BEGIN PROVIDED DATA

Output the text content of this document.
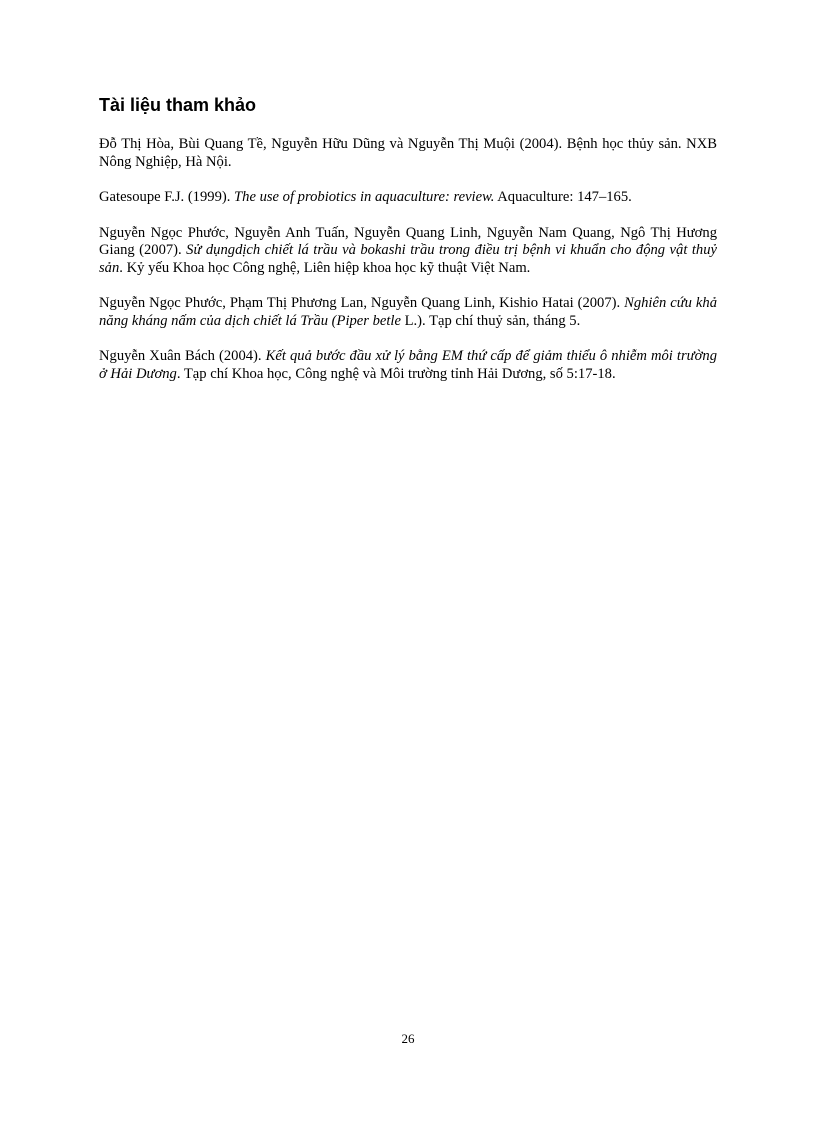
Tài liệu tham khảo
Đỗ Thị Hòa, Bùi Quang Tề, Nguyễn Hữu Dũng và Nguyễn Thị Muội (2004). Bệnh học thủy sản. NXB Nông Nghiệp, Hà Nội.
Gatesoupe F.J. (1999). The use of probiotics in aquaculture: review. Aquaculture: 147–165.
Nguyễn Ngọc Phước, Nguyễn Anh Tuấn, Nguyễn Quang Linh, Nguyễn Nam Quang, Ngô Thị Hương Giang (2007). Sử dụngdịch chiết lá trầu và bokashi trầu trong điều trị bệnh vi khuẩn cho động vật thuỷ sản. Kỷ yếu Khoa học Công nghệ, Liên hiệp khoa học kỹ thuật Việt Nam.
Nguyễn Ngọc Phước, Phạm Thị Phương Lan, Nguyễn Quang Linh, Kishio Hatai (2007). Nghiên cứu khả năng kháng nấm của dịch chiết lá Trầu (Piper betle L.). Tạp chí thuỷ sản, tháng 5.
Nguyễn Xuân Bách (2004). Kết quả bước đầu xử lý bằng EM thứ cấp để giảm thiểu ô nhiễm môi trường ở Hải Dương. Tạp chí Khoa học, Công nghệ và Môi trường tỉnh Hải Dương, số 5:17-18.
26
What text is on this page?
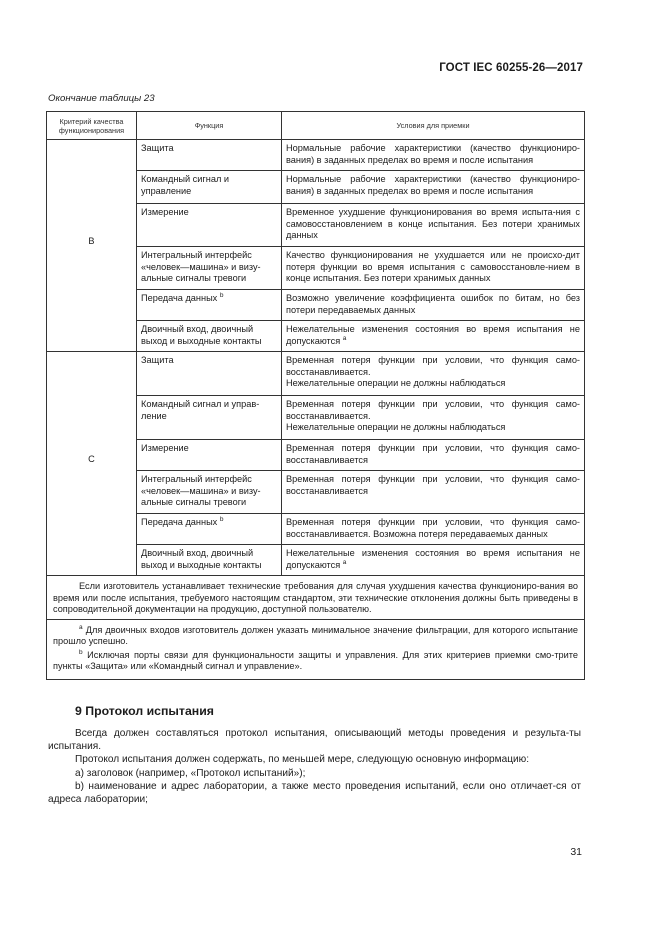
ГОСТ IEC 60255-26—2017
Окончание таблицы 23
Критерий качества функционирования	Функция	Условия для приемки
B	Защита	Нормальные рабочие характеристики (качество функциониро-вания) в заданных пределах во время и после испытания
	Командный сигнал и управление	Нормальные рабочие характеристики (качество функциониро-вания) в заданных пределах во время и после испытания
	Измерение	Временное ухудшение функционирования во время испыта-ния с самовосстановлением в конце испытания. Без потери хранимых данных
	Интегральный интерфейс «человек—машина» и визу-альные сигналы тревоги	Качество функционирования не ухудшается или не происхо-дит потеря функции во время испытания с самовосстановле-нием в конце испытания. Без потери хранимых данных
	Передача данных $^b$	Возможно увеличение коэффициента ошибок по битам, но без потери передаваемых данных
	Двоичный вход, двоичный выход и выходные контакты	Нежелательные изменения состояния во время испытания не допускаются $^a$
C	Защита	Временная потеря функции при условии, что функция само-восстанавливается.
Нежелательные операции не должны наблюдаться
	Командный сигнал и управ-ление	Временная потеря функции при условии, что функция само-восстанавливается.
Нежелательные операции не должны наблюдаться
	Измерение	Временная потеря функции при условии, что функция само-восстанавливается
	Интегральный интерфейс «человек—машина» и визу-альные сигналы тревоги	Временная потеря функции при условии, что функция само-восстанавливается
	Передача данных $^b$	Временная потеря функции при условии, что функция само-восстанавливается. Возможна потеря передаваемых данных
	Двоичный вход, двоичный выход и выходные контакты	Нежелательные изменения состояния во время испытания не допускаются $^a$

Если изготовитель устанавливает технические требования для случая ухудшения качества функциониро-вания во время или после испытания, требуемого настоящим стандартом, эти технические отклонения должны быть приведены в сопроводительной документации на продукцию, доступной пользователю.		

$^a$ Для двоичных входов изготовитель должен указать минимальное значение фильтрации, для которого испытание прошло успешно.

$^b$ Исключая порты связи для функциональности защиты и управления. Для этих критериев приемки смо-трите пункты «Защита» или «Командный сигнал и управление».		

9 Протокол испытания

Всегда должен составляться протокол испытания, описывающий методы проведения и результа-ты испытания.

Протокол испытания должен содержать, по меньшей мере, следующую основную информацию:

а) заголовок (например, «Протокол испытаний»);

b) наименование и адрес лаборатории, а также место проведения испытаний, если оно отличает-ся от адреса лаборатории;

31
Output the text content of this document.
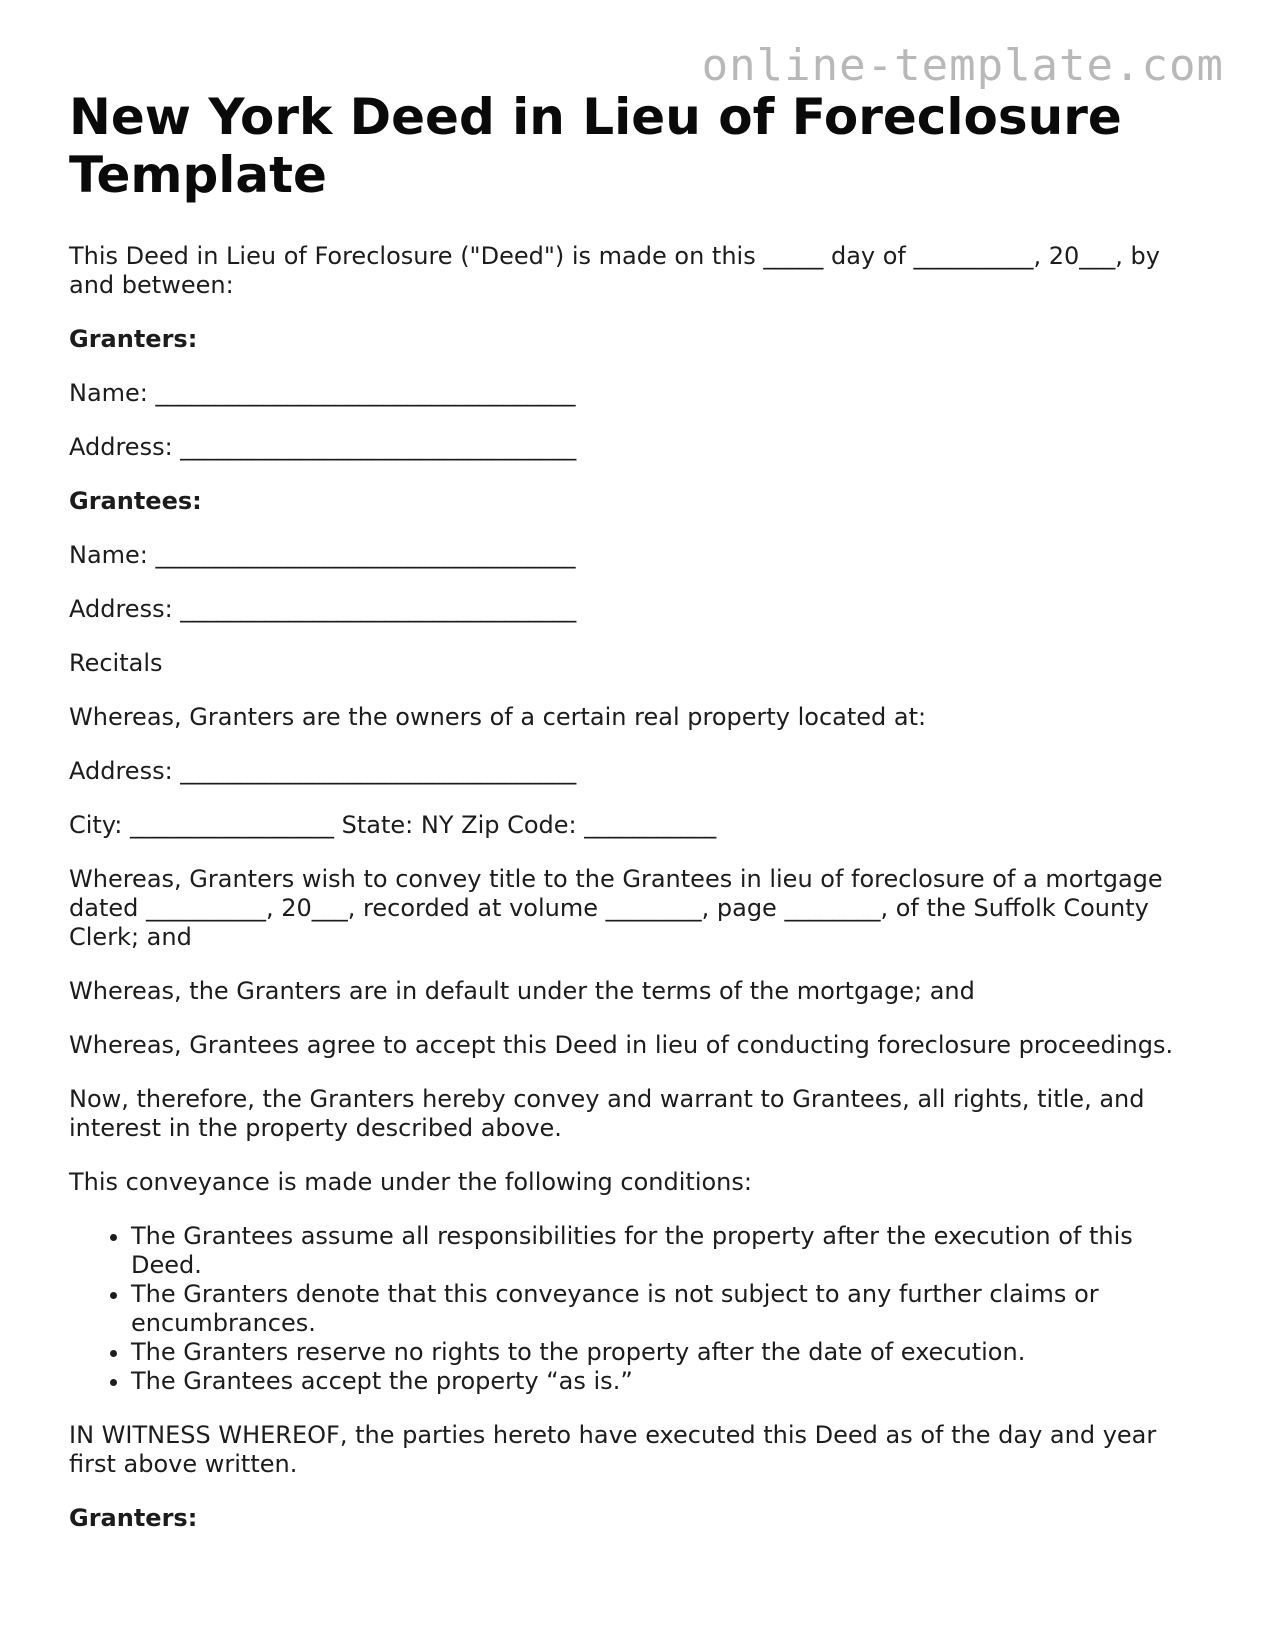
online-template.com
New York Deed in Lieu of Foreclosure Template

This Deed in Lieu of Foreclosure ("Deed") is made on this _____ day of __________, 20___, by and between:

Granters:

Name: ___________________________________

Address: _________________________________

Grantees:

Name: ___________________________________

Address: _________________________________

Recitals

Whereas, Granters are the owners of a certain real property located at:

Address: _________________________________

City: _________________ State: NY Zip Code: ___________

Whereas, Granters wish to convey title to the Grantees in lieu of foreclosure of a mortgage dated __________, 20___, recorded at volume ________, page ________, of the Suffolk County Clerk; and

Whereas, the Granters are in default under the terms of the mortgage; and

Whereas, Grantees agree to accept this Deed in lieu of conducting foreclosure proceedings.

Now, therefore, the Granters hereby convey and warrant to Grantees, all rights, title, and interest in the property described above.

This conveyance is made under the following conditions:

• The Grantees assume all responsibilities for the property after the execution of this Deed.
• The Granters denote that this conveyance is not subject to any further claims or encumbrances.
• The Granters reserve no rights to the property after the date of execution.
• The Grantees accept the property “as is.”

IN WITNESS WHEREOF, the parties hereto have executed this Deed as of the day and year first above written.

Granters:
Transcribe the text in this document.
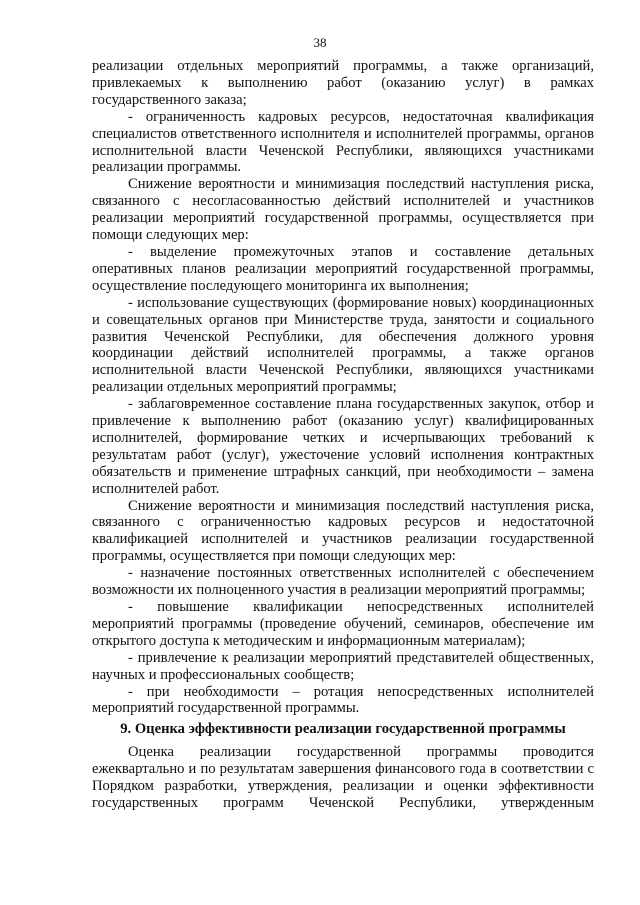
38

реализации отдельных мероприятий программы, а также организаций, привлекаемых к выполнению работ (оказанию услуг) в рамках государственного заказа;

- ограниченность кадровых ресурсов, недостаточная квалификация специалистов ответственного исполнителя и исполнителей программы, органов исполнительной власти Чеченской Республики, являющихся участниками реализации программы.

Снижение вероятности и минимизация последствий наступления риска, связанного с несогласованностью действий исполнителей и участников реализации мероприятий государственной программы, осуществляется при помощи следующих мер:

- выделение промежуточных этапов и составление детальных оперативных планов реализации мероприятий государственной программы, осуществление последующего мониторинга их выполнения;

- использование существующих (формирование новых) координационных и совещательных органов при Министерстве труда, занятости и социального развития Чеченской Республики, для обеспечения должного уровня координации действий исполнителей программы, а также органов исполнительной власти Чеченской Республики, являющихся участниками реализации отдельных мероприятий программы;

- заблаговременное составление плана государственных закупок, отбор и привлечение к выполнению работ (оказанию услуг) квалифицированных исполнителей, формирование четких и исчерпывающих требований к результатам работ (услуг), ужесточение условий исполнения контрактных обязательств и применение штрафных санкций, при необходимости – замена исполнителей работ.

Снижение вероятности и минимизация последствий наступления риска, связанного с ограниченностью кадровых ресурсов и недостаточной квалификацией исполнителей и участников реализации государственной программы, осуществляется при помощи следующих мер:

- назначение постоянных ответственных исполнителей с обеспечением возможности их полноценного участия в реализации мероприятий программы;

- повышение квалификации непосредственных исполнителей мероприятий программы (проведение обучений, семинаров, обеспечение им открытого доступа к методическим и информационным материалам);

- привлечение к реализации мероприятий представителей общественных, научных и профессиональных сообществ;

- при необходимости – ротация непосредственных исполнителей мероприятий государственной программы.

9. Оценка эффективности реализации государственной программы

Оценка реализации государственной программы проводится ежеквартально и по результатам завершения финансового года в соответствии с Порядком разработки, утверждения, реализации и оценки эффективности государственных программ Чеченской Республики, утвержденным
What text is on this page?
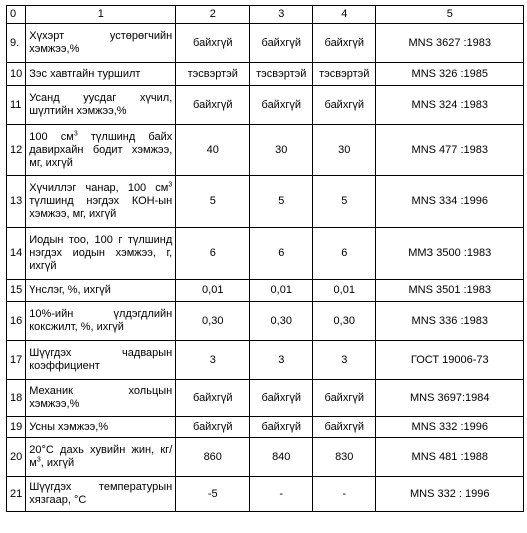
0	1	2	3	4	5
9.	Хүхэрт устөрөгчийн хэмжээ,%	байхгүй	байхгүй	байхгүй	MNS 3627 :1983
10	Зэс хавтгайн туршилт	тэсвэртэй	тэсвэртэй	тэсвэртэй	MNS 326 :1985
11	Усанд уусдаг хүчил, шүлтийн хэмжээ,%	байхгүй	байхгүй	байхгүй	MNS 324 :1983
12	100 $см^3$ түлшинд байх давирхайн бодит хэмжээ, мг, ихгүй	40	30	30	MNS 477 :1983
13	Хүчиллэг чанар, 100 $см^3$ түлшинд нэгдэх КОН-ын хэмжээ, мг, ихгүй	5	5	5	MNS 334 :1996
14	Иодын тоо, 100 г түлшинд нэгдэх иодын хэмжээ, г, ихгүй	6	6	6	МMЗ 3500 :1983
15	Үнслэг, %, ихгүй	0,01	0,01	0,01	MNS 3501 :1983
16	10%-ийн үлдэгдлийн коксжилт, %, ихгүй	0,30	0,30	0,30	MNS 336 :1983
17	Шүүгдэх чадварын коэффициент	3	3	3	ГОСТ 19006-73
18	Механик хольцын хэмжээ,%	байхгүй	байхгүй	байхгүй	MNS 3697:1984
19	Усны хэмжээ,%	байхгүй	байхгүй	байхгүй	MNS 332 :1996
20	20°С дахь хувийн жин, $кг/м^3$, ихгүй	860	840	830	MNS 481 :1988
21	Шүүгдэх температурын хязгаар, °С	-5	-	-	MNS 332 : 1996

END PROVIDED DATA

Locate the word "хранимых" in the records above, and return each line that has it.

**FULL RESPONSE**.
	Измерение	Временное ухудшение функционирования во время испыта-ния с самовосстановлением в конце испытания. Без потери хранимых данных
	Интегральный интерфейс «человек—машина» и визу-альные сигналы тревоги	Качество функционирования не ухудшается или не происхо-дит потеря функции во время испытания с самовосстановле-нием в конце испытания. Без потери хранимых данных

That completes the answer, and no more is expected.